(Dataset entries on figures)
+ + +
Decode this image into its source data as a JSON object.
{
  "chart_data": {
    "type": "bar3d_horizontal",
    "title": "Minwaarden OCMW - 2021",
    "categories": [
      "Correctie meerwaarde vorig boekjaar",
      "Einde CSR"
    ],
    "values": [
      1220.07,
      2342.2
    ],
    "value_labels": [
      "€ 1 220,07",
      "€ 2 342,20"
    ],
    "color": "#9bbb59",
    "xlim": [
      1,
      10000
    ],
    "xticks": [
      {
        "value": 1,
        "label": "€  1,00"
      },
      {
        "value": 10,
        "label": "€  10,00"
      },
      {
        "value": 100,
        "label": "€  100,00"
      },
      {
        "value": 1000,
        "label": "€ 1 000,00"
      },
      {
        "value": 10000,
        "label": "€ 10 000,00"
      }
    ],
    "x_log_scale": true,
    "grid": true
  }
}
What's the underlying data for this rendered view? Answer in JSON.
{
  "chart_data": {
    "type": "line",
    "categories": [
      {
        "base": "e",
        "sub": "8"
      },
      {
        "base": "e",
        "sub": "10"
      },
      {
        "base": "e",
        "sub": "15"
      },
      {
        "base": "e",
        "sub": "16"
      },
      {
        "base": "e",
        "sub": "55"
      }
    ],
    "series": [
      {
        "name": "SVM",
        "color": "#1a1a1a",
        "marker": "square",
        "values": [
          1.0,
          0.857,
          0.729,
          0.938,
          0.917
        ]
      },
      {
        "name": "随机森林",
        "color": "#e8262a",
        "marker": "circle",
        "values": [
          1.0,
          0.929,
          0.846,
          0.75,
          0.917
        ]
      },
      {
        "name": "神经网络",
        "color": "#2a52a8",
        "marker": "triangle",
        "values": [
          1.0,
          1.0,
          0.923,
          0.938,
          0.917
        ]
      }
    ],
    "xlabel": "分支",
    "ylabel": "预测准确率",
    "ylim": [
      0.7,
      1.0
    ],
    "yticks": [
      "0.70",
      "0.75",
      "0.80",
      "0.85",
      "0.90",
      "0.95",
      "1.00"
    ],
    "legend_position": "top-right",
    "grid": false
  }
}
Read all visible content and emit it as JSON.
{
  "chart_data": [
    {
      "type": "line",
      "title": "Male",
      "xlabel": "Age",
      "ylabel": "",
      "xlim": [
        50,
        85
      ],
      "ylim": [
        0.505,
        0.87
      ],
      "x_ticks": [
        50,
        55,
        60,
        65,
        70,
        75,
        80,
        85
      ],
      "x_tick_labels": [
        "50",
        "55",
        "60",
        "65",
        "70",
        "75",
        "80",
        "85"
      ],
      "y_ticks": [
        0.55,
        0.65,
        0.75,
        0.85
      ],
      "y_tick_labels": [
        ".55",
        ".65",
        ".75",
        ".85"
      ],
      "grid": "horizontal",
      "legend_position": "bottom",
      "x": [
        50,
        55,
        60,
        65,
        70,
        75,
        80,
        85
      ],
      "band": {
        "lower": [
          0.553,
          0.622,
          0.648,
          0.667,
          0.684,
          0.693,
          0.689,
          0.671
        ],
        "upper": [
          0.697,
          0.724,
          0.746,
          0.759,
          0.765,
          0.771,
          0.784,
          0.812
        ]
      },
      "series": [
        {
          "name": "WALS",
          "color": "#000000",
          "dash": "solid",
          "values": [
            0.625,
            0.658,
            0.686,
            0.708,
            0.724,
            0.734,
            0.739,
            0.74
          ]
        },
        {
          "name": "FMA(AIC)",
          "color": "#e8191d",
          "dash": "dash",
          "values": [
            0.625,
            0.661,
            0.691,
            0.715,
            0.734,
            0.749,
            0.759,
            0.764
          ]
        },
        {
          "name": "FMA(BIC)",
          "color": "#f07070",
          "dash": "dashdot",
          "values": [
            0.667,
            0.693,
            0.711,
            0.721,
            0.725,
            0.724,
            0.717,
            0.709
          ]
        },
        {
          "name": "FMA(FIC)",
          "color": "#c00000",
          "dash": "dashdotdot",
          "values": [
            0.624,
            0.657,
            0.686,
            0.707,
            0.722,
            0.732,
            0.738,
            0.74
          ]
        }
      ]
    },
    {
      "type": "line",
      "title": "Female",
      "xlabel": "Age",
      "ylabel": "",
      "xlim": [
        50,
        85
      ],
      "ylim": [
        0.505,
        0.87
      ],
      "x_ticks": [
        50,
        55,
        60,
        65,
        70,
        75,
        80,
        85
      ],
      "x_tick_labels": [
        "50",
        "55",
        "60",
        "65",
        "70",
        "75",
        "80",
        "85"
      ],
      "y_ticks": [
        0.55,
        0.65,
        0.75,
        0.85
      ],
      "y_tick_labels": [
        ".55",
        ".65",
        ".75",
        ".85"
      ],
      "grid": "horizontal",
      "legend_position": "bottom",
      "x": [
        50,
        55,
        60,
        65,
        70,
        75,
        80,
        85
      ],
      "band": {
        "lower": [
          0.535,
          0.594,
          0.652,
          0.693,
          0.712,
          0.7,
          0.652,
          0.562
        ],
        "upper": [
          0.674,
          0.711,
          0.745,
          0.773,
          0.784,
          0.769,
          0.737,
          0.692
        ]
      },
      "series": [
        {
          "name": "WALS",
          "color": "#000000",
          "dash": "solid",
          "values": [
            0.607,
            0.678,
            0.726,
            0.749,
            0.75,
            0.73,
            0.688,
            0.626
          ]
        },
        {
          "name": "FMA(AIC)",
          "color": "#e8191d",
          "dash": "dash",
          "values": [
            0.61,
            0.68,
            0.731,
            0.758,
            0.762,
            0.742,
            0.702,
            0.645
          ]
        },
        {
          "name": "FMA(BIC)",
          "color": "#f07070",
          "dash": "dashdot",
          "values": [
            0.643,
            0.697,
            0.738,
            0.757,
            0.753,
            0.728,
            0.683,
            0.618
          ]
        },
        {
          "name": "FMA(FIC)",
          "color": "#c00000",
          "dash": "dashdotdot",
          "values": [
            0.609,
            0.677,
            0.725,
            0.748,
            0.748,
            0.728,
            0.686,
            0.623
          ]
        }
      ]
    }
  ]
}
+ + +
**PROMPT:** Your task is to retype all the records above with nothing left out.

**RESPONSE FOR THIS EXERCISE:**
Decode this image into its source data as a JSON object.
{
  "chart_data": {
    "type": "bar3d_horizontal",
    "title": "Minwaarden OCMW - 2021",
    "categories": [
      "Correctie meerwaarde vorig boekjaar",
      "Einde CSR"
    ],
    "values": [
      1220.07,
      2342.2
    ],
    "value_labels": [
      "€ 1 220,07",
      "€ 2 342,20"
    ],
    "color": "#9bbb59",
    "xlim": [
      1,
      10000
    ],
    "xticks": [
      {
        "value": 1,
        "label": "€  1,00"
      },
      {
        "value": 10,
        "label": "€  10,00"
      },
      {
        "value": 100,
        "label": "€  100,00"
      },
      {
        "value": 1000,
        "label": "€ 1 000,00"
      },
      {
        "value": 10000,
        "label": "€ 10 000,00"
      }
    ],
    "x_log_scale": true,
    "grid": true
  }
}
What's the underlying data for this rendered view? Answer in JSON.
{
  "chart_data": {
    "type": "line",
    "categories": [
      {
        "base": "e",
        "sub": "8"
      },
      {
        "base": "e",
        "sub": "10"
      },
      {
        "base": "e",
        "sub": "15"
      },
      {
        "base": "e",
        "sub": "16"
      },
      {
        "base": "e",
        "sub": "55"
      }
    ],
    "series": [
      {
        "name": "SVM",
        "color": "#1a1a1a",
        "marker": "square",
        "values": [
          1.0,
          0.857,
          0.729,
          0.938,
          0.917
        ]
      },
      {
        "name": "随机森林",
        "color": "#e8262a",
        "marker": "circle",
        "values": [
          1.0,
          0.929,
          0.846,
          0.75,
          0.917
        ]
      },
      {
        "name": "神经网络",
        "color": "#2a52a8",
        "marker": "triangle",
        "values": [
          1.0,
          1.0,
          0.923,
          0.938,
          0.917
        ]
      }
    ],
    "xlabel": "分支",
    "ylabel": "预测准确率",
    "ylim": [
      0.7,
      1.0
    ],
    "yticks": [
      "0.70",
      "0.75",
      "0.80",
      "0.85",
      "0.90",
      "0.95",
      "1.00"
    ],
    "legend_position": "top-right",
    "grid": false
  }
}
Read all visible content and emit it as JSON.
{
  "chart_data": [
    {
      "type": "line",
      "title": "Male",
      "xlabel": "Age",
      "ylabel": "",
      "xlim": [
        50,
        85
      ],
      "ylim": [
        0.505,
        0.87
      ],
      "x_ticks": [
        50,
        55,
        60,
        65,
        70,
        75,
        80,
        85
      ],
      "x_tick_labels": [
        "50",
        "55",
        "60",
        "65",
        "70",
        "75",
        "80",
        "85"
      ],
      "y_ticks": [
        0.55,
        0.65,
        0.75,
        0.85
      ],
      "y_tick_labels": [
        ".55",
        ".65",
        ".75",
        ".85"
      ],
      "grid": "horizontal",
      "legend_position": "bottom",
      "x": [
        50,
        55,
        60,
        65,
        70,
        75,
        80,
        85
      ],
      "band": {
        "lower": [
          0.553,
          0.622,
          0.648,
          0.667,
          0.684,
          0.693,
          0.689,
          0.671
        ],
        "upper": [
          0.697,
          0.724,
          0.746,
          0.759,
          0.765,
          0.771,
          0.784,
          0.812
        ]
      },
      "series": [
        {
          "name": "WALS",
          "color": "#000000",
          "dash": "solid",
          "values": [
            0.625,
            0.658,
            0.686,
            0.708,
            0.724,
            0.734,
            0.739,
            0.74
          ]
        },
        {
          "name": "FMA(AIC)",
          "color": "#e8191d",
          "dash": "dash",
          "values": [
            0.625,
            0.661,
            0.691,
            0.715,
            0.734,
            0.749,
            0.759,
            0.764
          ]
        },
        {
          "name": "FMA(BIC)",
          "color": "#f07070",
          "dash": "dashdot",
          "values": [
            0.667,
            0.693,
            0.711,
            0.721,
            0.725,
            0.724,
            0.717,
            0.709
          ]
        },
        {
          "name": "FMA(FIC)",
          "color": "#c00000",
          "dash": "dashdotdot",
          "values": [
            0.624,
            0.657,
            0.686,
            0.707,
            0.722,
            0.732,
            0.738,
            0.74
          ]
        }
      ]
    },
    {
      "type": "line",
      "title": "Female",
      "xlabel": "Age",
      "ylabel": "",
      "xlim": [
        50,
        85
      ],
      "ylim": [
        0.505,
        0.87
      ],
      "x_ticks": [
        50,
        55,
        60,
        65,
        70,
        75,
        80,
        85
      ],
      "x_tick_labels": [
        "50",
        "55",
        "60",
        "65",
        "70",
        "75",
        "80",
        "85"
      ],
      "y_ticks": [
        0.55,
        0.65,
        0.75,
        0.85
      ],
      "y_tick_labels": [
        ".55",
        ".65",
        ".75",
        ".85"
      ],
      "grid": "horizontal",
      "legend_position": "bottom",
      "x": [
        50,
        55,
        60,
        65,
        70,
        75,
        80,
        85
      ],
      "band": {
        "lower": [
          0.535,
          0.594,
          0.652,
          0.693,
          0.712,
          0.7,
          0.652,
          0.562
        ],
        "upper": [
          0.674,
          0.711,
          0.745,
          0.773,
          0.784,
          0.769,
          0.737,
          0.692
        ]
      },
      "series": [
        {
          "name": "WALS",
          "color": "#000000",
          "dash": "solid",
          "values": [
            0.607,
            0.678,
            0.726,
            0.749,
            0.75,
            0.73,
            0.688,
            0.626
          ]
        },
        {
          "name": "FMA(AIC)",
          "color": "#e8191d",
          "dash": "dash",
          "values": [
            0.61,
            0.68,
            0.731,
            0.758,
            0.762,
            0.742,
            0.702,
            0.645
          ]
        },
        {
          "name": "FMA(BIC)",
          "color": "#f07070",
          "dash": "dashdot",
          "values": [
            0.643,
            0.697,
            0.738,
            0.757,
            0.753,
            0.728,
            0.683,
            0.618
          ]
        },
        {
          "name": "FMA(FIC)",
          "color": "#c00000",
          "dash": "dashdotdot",
          "values": [
            0.609,
            0.677,
            0.725,
            0.748,
            0.748,
            0.728,
            0.686,
            0.623
          ]
        }
      ]
    }
  ]
}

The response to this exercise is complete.